╔══

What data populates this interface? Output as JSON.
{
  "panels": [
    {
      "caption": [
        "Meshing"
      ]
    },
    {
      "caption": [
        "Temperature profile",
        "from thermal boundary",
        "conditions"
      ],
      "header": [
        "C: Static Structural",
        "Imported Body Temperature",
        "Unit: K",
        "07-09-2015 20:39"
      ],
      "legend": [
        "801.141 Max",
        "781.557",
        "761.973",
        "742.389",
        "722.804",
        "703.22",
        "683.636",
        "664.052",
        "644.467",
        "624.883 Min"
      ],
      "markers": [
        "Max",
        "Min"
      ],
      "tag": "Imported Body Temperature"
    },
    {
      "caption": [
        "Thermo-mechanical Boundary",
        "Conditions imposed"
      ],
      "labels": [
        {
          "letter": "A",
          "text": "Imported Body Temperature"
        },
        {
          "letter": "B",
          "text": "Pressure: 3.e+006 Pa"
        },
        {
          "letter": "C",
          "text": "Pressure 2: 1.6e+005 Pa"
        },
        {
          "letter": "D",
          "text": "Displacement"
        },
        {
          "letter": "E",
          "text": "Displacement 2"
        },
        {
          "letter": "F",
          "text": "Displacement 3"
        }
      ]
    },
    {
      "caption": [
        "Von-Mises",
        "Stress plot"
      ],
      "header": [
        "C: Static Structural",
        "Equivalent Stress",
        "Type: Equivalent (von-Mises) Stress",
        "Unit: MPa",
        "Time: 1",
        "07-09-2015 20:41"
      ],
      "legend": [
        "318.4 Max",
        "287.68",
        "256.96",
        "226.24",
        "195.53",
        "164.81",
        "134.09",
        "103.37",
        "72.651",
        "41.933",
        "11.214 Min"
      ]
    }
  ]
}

╚══

## Direction
Copy each line of the data that contains the word "text".

## Reply
          "text": "Imported Body Temperature"
          "text": "Pressure: 3.e+006 Pa"
          "text": "Pressure 2: 1.6e+005 Pa"
          "text": "Displacement"
          "text": "Displacement 2"
          "text": "Displacement 3"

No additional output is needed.